:: Short task ::
All of the listing below must be repeated word for word. Pictures are the only thing to omit.

(Dataset items)
◇ ◇ ◇ ◇ ◇ ◇ ◇
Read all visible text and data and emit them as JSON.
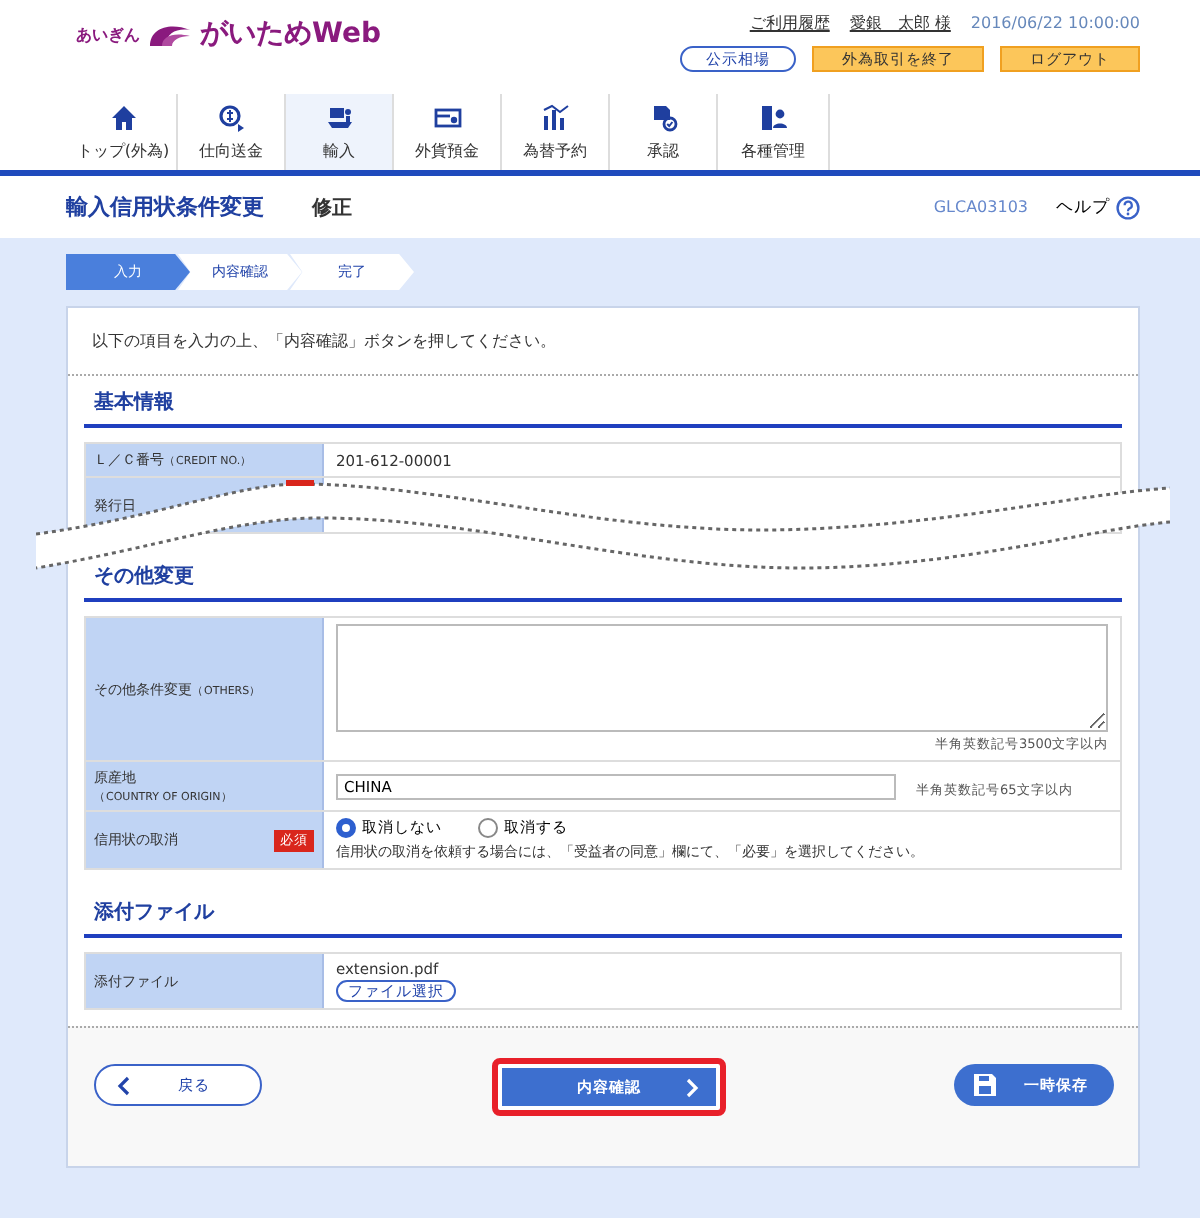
{
  "header": {
    "logo_prefix": "あいぎん",
    "logo_text": "がいためWeb",
    "links": [
      "ご利用履歴",
      "愛銀　太郎 様"
    ],
    "datetime": "2016/06/22 10:00:00",
    "buttons": [
      {
        "label": "公示相場",
        "kind": "outline"
      },
      {
        "label": "外為取引を終了",
        "kind": "warning"
      },
      {
        "label": "ログアウト",
        "kind": "warning"
      }
    ]
  },
  "nav": [
    {
      "label": "トップ(外為)",
      "selected": false
    },
    {
      "label": "仕向送金",
      "selected": false
    },
    {
      "label": "輸入",
      "selected": true
    },
    {
      "label": "外貨預金",
      "selected": false
    },
    {
      "label": "為替予約",
      "selected": false
    },
    {
      "label": "承認",
      "selected": false
    },
    {
      "label": "各種管理",
      "selected": false
    }
  ],
  "page": {
    "title": "輸入信用状条件変更",
    "subtitle": "修正",
    "screen_id": "GLCA03103",
    "help": "ヘルプ"
  },
  "steps": [
    {
      "label": "入力",
      "selected": true
    },
    {
      "label": "内容確認",
      "selected": false
    },
    {
      "label": "完了",
      "selected": false
    }
  ],
  "instruction": "以下の項目を入力の上、「内容確認」ボタンを押してください。",
  "sections": [
    {
      "title": "基本情報",
      "torn": true,
      "rows": [
        {
          "kind": "text",
          "label": "Ｌ／Ｃ番号",
          "label_en": "（CREDIT NO.）",
          "value": "201-612-00001"
        },
        {
          "kind": "cut",
          "label": "発行日",
          "required": true
        }
      ]
    },
    {
      "title": "その他変更",
      "rows": [
        {
          "kind": "textarea",
          "label": "その他条件変更",
          "label_en": "（OTHERS）",
          "hint": "半角英数記号3500文字以内"
        },
        {
          "kind": "input",
          "label": "原産地",
          "label_en": "（COUNTRY OF ORIGIN）",
          "en_below": true,
          "value": "CHINA",
          "hint": "半角英数記号65文字以内"
        },
        {
          "kind": "radio",
          "label": "信用状の取消",
          "required": true,
          "required_label": "必須",
          "options": [
            {
              "label": "取消しない",
              "selected": true
            },
            {
              "label": "取消する",
              "selected": false
            }
          ],
          "note": "信用状の取消を依頼する場合には、「受益者の同意」欄にて、「必要」を選択してください。"
        }
      ]
    },
    {
      "title": "添付ファイル",
      "rows": [
        {
          "kind": "file",
          "label": "添付ファイル",
          "file_name": "extension.pdf",
          "button": "ファイル選択"
        }
      ]
    }
  ],
  "footer": {
    "back": "戻る",
    "confirm": "内容確認",
    "confirm_highlighted": true,
    "save": "一時保存"
  }
}
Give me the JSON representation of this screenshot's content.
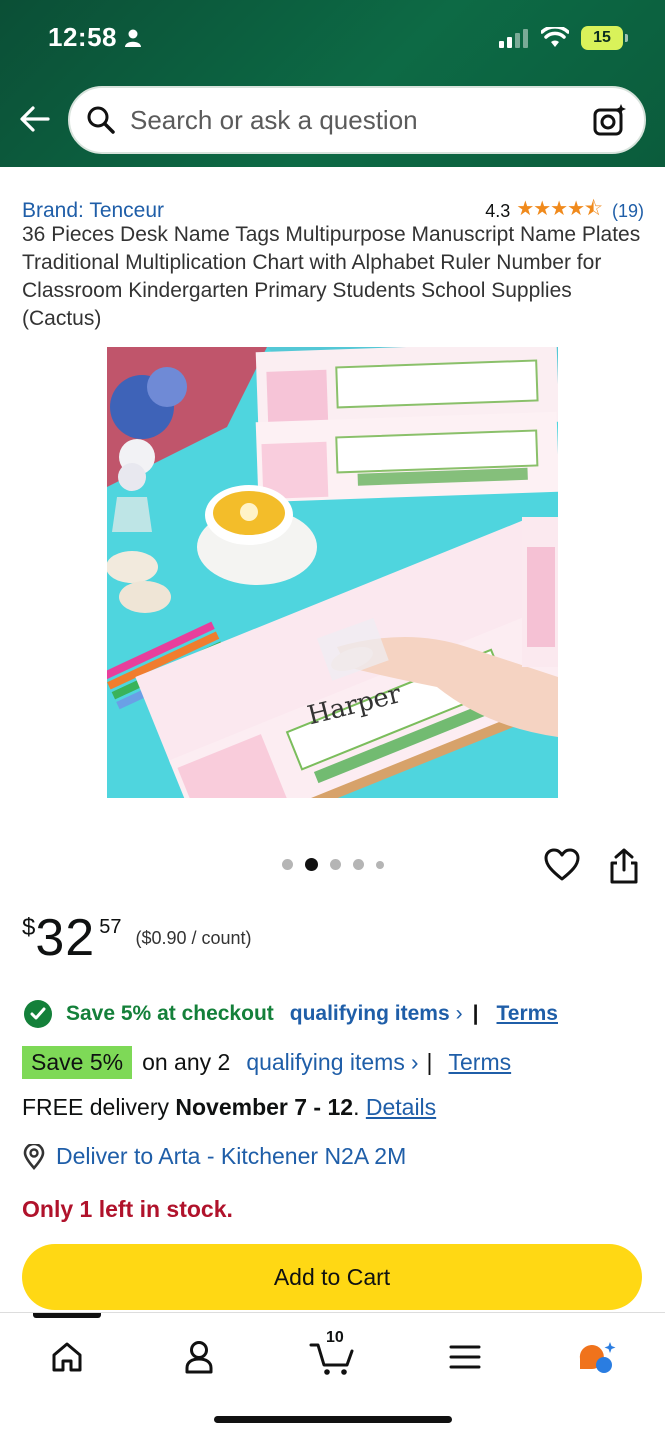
◇ ◇ ◇ ◇ ◇ ◇ ◇
:: Complete response ::
Read all visible text and data and emit them as JSON.
{
  "header": {
    "logo_prefix": "あいぎん",
    "logo_text": "がいためWeb",
    "links": [
      "ご利用履歴",
      "愛銀　太郎 様"
    ],
    "datetime": "2016/06/22 10:00:00",
    "buttons": [
      {
        "label": "公示相場",
        "kind": "outline"
      },
      {
        "label": "外為取引を終了",
        "kind": "warning"
      },
      {
        "label": "ログアウト",
        "kind": "warning"
      }
    ]
  },
  "nav": [
    {
      "label": "トップ(外為)",
      "selected": false
    },
    {
      "label": "仕向送金",
      "selected": false
    },
    {
      "label": "輸入",
      "selected": true
    },
    {
      "label": "外貨預金",
      "selected": false
    },
    {
      "label": "為替予約",
      "selected": false
    },
    {
      "label": "承認",
      "selected": false
    },
    {
      "label": "各種管理",
      "selected": false
    }
  ],
  "page": {
    "title": "輸入信用状条件変更",
    "subtitle": "修正",
    "screen_id": "GLCA03103",
    "help": "ヘルプ"
  },
  "steps": [
    {
      "label": "入力",
      "selected": true
    },
    {
      "label": "内容確認",
      "selected": false
    },
    {
      "label": "完了",
      "selected": false
    }
  ],
  "instruction": "以下の項目を入力の上、「内容確認」ボタンを押してください。",
  "sections": [
    {
      "title": "基本情報",
      "torn": true,
      "rows": [
        {
          "kind": "text",
          "label": "Ｌ／Ｃ番号",
          "label_en": "（CREDIT NO.）",
          "value": "201-612-00001"
        },
        {
          "kind": "cut",
          "label": "発行日",
          "required": true
        }
      ]
    },
    {
      "title": "その他変更",
      "rows": [
        {
          "kind": "textarea",
          "label": "その他条件変更",
          "label_en": "（OTHERS）",
          "hint": "半角英数記号3500文字以内"
        },
        {
          "kind": "input",
          "label": "原産地",
          "label_en": "（COUNTRY OF ORIGIN）",
          "en_below": true,
          "value": "CHINA",
          "hint": "半角英数記号65文字以内"
        },
        {
          "kind": "radio",
          "label": "信用状の取消",
          "required": true,
          "required_label": "必須",
          "options": [
            {
              "label": "取消しない",
              "selected": true
            },
            {
              "label": "取消する",
              "selected": false
            }
          ],
          "note": "信用状の取消を依頼する場合には、「受益者の同意」欄にて、「必要」を選択してください。"
        }
      ]
    },
    {
      "title": "添付ファイル",
      "rows": [
        {
          "kind": "file",
          "label": "添付ファイル",
          "file_name": "extension.pdf",
          "button": "ファイル選択"
        }
      ]
    }
  ],
  "footer": {
    "back": "戻る",
    "confirm": "内容確認",
    "confirm_highlighted": true,
    "save": "一時保存"
  }
}
Give me the JSON representation of this screenshot's content.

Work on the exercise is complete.